#### WHAT IS ASKED
Gather from the material every line that contains the string "Bushman".

#### PROVIDED DATA

--- Start ---

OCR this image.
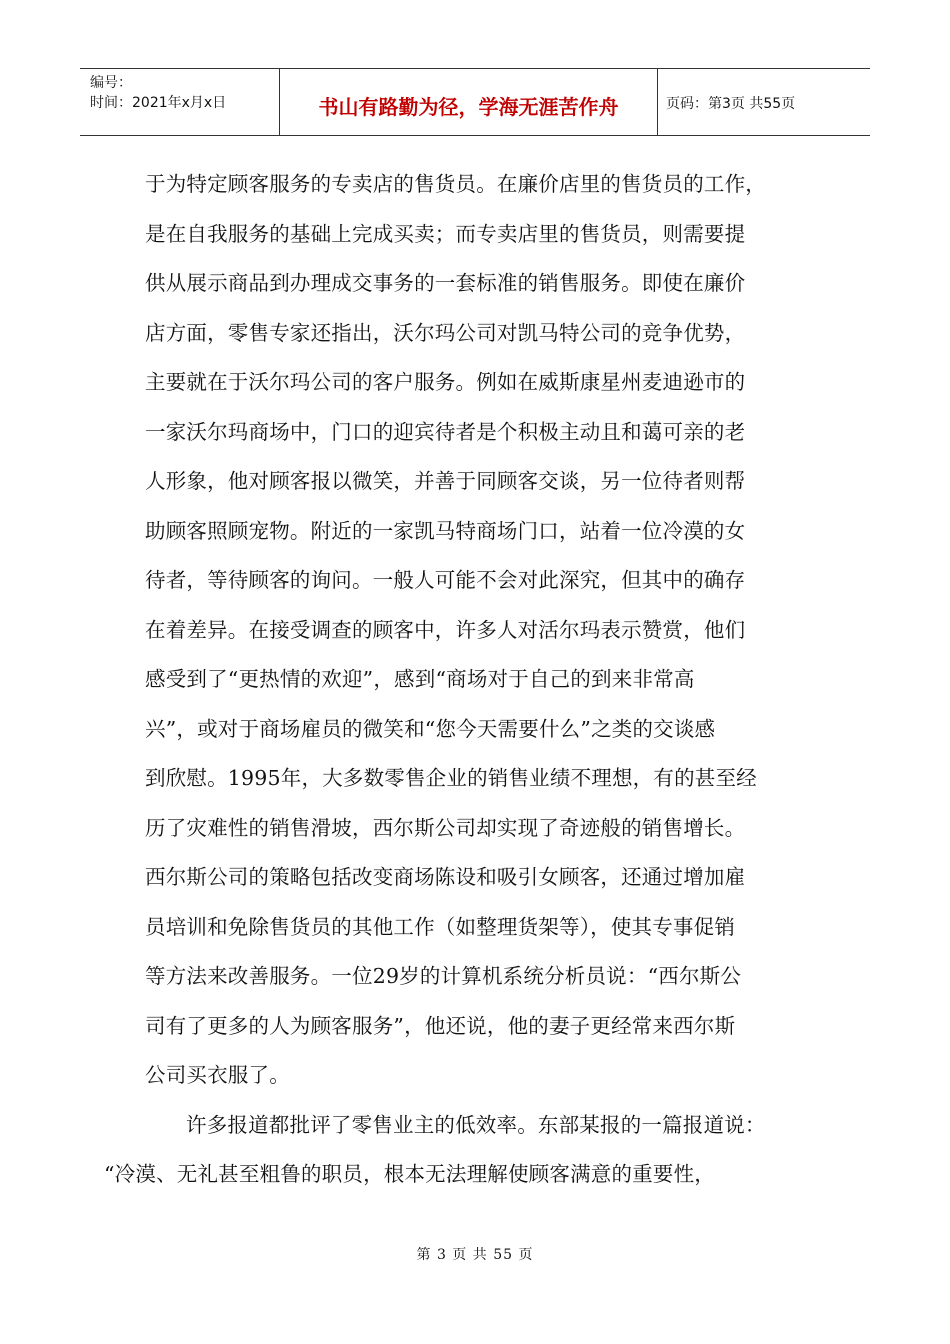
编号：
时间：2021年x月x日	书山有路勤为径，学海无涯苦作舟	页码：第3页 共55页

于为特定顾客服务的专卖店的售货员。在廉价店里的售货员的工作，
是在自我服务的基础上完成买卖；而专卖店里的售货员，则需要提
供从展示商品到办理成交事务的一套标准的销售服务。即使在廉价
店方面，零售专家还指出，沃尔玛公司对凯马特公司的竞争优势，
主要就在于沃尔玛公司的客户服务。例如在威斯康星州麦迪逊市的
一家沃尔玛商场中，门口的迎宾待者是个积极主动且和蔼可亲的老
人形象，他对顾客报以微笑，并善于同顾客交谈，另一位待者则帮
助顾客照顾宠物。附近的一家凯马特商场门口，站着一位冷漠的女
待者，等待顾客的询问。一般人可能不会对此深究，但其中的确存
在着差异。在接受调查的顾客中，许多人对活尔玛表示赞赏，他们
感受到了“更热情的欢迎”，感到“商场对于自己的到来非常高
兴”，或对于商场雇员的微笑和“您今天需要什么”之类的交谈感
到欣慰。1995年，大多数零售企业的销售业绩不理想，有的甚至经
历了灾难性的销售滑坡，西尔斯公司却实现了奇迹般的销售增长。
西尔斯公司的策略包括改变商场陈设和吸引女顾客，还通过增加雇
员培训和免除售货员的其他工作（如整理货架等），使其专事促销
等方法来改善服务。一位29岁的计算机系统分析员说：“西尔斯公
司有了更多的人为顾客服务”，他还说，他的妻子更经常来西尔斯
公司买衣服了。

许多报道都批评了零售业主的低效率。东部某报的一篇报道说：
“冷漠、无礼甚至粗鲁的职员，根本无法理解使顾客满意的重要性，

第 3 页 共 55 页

--- End ---
--- Start ---

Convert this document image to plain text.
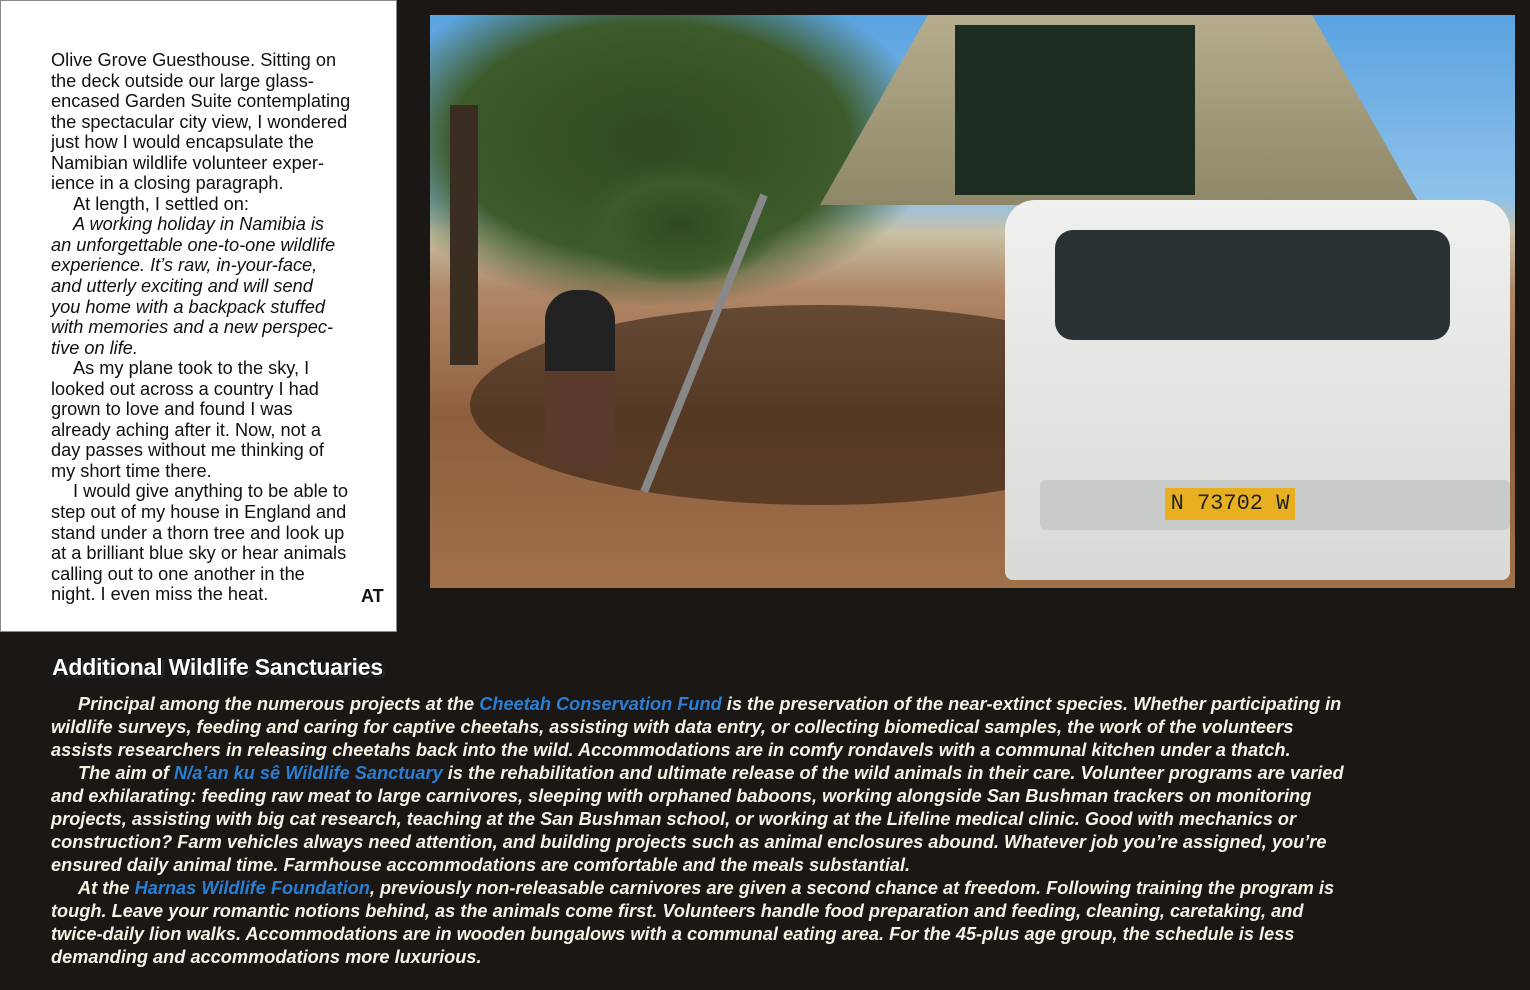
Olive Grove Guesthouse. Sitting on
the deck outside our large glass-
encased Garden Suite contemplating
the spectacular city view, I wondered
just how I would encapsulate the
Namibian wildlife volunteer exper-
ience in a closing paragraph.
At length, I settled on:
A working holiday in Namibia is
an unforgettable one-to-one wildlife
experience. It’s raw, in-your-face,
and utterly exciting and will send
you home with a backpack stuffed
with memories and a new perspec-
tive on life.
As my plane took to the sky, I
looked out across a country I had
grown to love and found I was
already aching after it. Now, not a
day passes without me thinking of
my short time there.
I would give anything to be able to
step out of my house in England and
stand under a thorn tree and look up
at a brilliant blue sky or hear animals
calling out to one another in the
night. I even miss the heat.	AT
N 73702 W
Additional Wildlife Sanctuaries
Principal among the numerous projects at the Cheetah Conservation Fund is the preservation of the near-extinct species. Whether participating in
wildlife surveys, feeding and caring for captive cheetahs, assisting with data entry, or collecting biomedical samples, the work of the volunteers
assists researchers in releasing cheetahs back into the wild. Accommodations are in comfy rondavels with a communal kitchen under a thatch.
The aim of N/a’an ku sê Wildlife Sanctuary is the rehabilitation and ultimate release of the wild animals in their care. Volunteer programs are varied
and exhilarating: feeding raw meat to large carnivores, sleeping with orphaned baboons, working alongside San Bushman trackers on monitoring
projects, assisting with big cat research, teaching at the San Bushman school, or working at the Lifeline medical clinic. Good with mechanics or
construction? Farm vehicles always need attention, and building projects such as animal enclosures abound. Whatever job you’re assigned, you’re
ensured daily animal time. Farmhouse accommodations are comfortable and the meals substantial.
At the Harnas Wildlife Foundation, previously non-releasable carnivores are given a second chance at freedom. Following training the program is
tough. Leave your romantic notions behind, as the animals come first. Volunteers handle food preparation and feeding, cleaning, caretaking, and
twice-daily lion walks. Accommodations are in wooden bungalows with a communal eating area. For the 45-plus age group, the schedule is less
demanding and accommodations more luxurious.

--- End ---

#### SOLUTION FOR THIS TASK
and exhilarating: feeding raw meat to large carnivores, sleeping with orphaned baboons, working alongside San Bushman trackers on monitoring
projects, assisting with big cat research, teaching at the San Bushman school, or working at the Lifeline medical clinic. Good with mechanics or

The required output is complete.